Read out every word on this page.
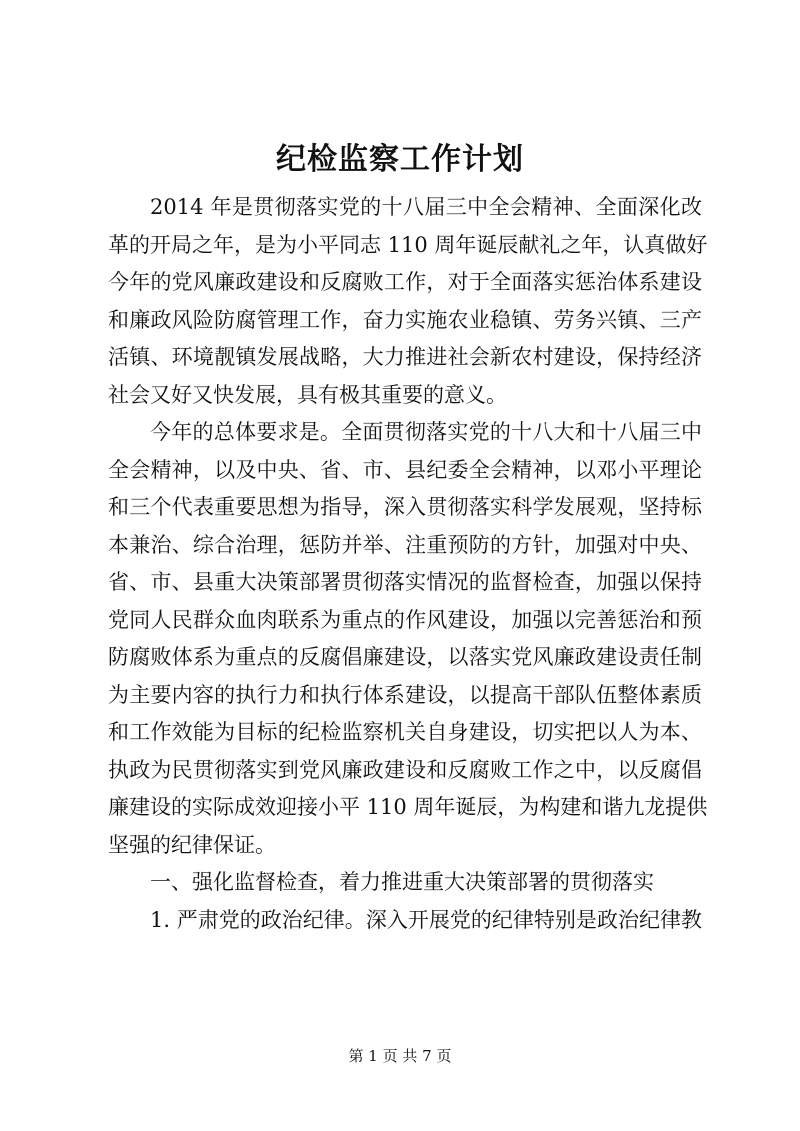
纪检监察工作计划
2014 年是贯彻落实党的十八届三中全会精神、全面深化改
革的开局之年，是为小平同志 110 周年诞辰献礼之年，认真做好
今年的党风廉政建设和反腐败工作，对于全面落实惩治体系建设
和廉政风险防腐管理工作，奋力实施农业稳镇、劳务兴镇、三产
活镇、环境靓镇发展战略，大力推进社会新农村建设，保持经济
社会又好又快发展，具有极其重要的意义。
今年的总体要求是。全面贯彻落实党的十八大和十八届三中
全会精神，以及中央、省、市、县纪委全会精神，以邓小平理论
和三个代表重要思想为指导，深入贯彻落实科学发展观，坚持标
本兼治、综合治理，惩防并举、注重预防的方针，加强对中央、
省、市、县重大决策部署贯彻落实情况的监督检查，加强以保持
党同人民群众血肉联系为重点的作风建设，加强以完善惩治和预
防腐败体系为重点的反腐倡廉建设，以落实党风廉政建设责任制
为主要内容的执行力和执行体系建设，以提高干部队伍整体素质
和工作效能为目标的纪检监察机关自身建设，切实把以人为本、
执政为民贯彻落实到党风廉政建设和反腐败工作之中，以反腐倡
廉建设的实际成效迎接小平 110 周年诞辰，为构建和谐九龙提供
坚强的纪律保证。
一、强化监督检查，着力推进重大决策部署的贯彻落实
1. 严肃党的政治纪律。深入开展党的纪律特别是政治纪律教
第 1 页 共 7 页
==*==
Nothing in the entries should change as you copy them, except that the pictures are left out.

Read out every word on this page.
纪检监察工作计划
2014 年是贯彻落实党的十八届三中全会精神、全面深化改
革的开局之年，是为小平同志 110 周年诞辰献礼之年，认真做好
今年的党风廉政建设和反腐败工作，对于全面落实惩治体系建设
和廉政风险防腐管理工作，奋力实施农业稳镇、劳务兴镇、三产
活镇、环境靓镇发展战略，大力推进社会新农村建设，保持经济
社会又好又快发展，具有极其重要的意义。
今年的总体要求是。全面贯彻落实党的十八大和十八届三中
全会精神，以及中央、省、市、县纪委全会精神，以邓小平理论
和三个代表重要思想为指导，深入贯彻落实科学发展观，坚持标
本兼治、综合治理，惩防并举、注重预防的方针，加强对中央、
省、市、县重大决策部署贯彻落实情况的监督检查，加强以保持
党同人民群众血肉联系为重点的作风建设，加强以完善惩治和预
防腐败体系为重点的反腐倡廉建设，以落实党风廉政建设责任制
为主要内容的执行力和执行体系建设，以提高干部队伍整体素质
和工作效能为目标的纪检监察机关自身建设，切实把以人为本、
执政为民贯彻落实到党风廉政建设和反腐败工作之中，以反腐倡
廉建设的实际成效迎接小平 110 周年诞辰，为构建和谐九龙提供
坚强的纪律保证。
一、强化监督检查，着力推进重大决策部署的贯彻落实
1. 严肃党的政治纪律。深入开展党的纪律特别是政治纪律教
第 1 页 共 7 页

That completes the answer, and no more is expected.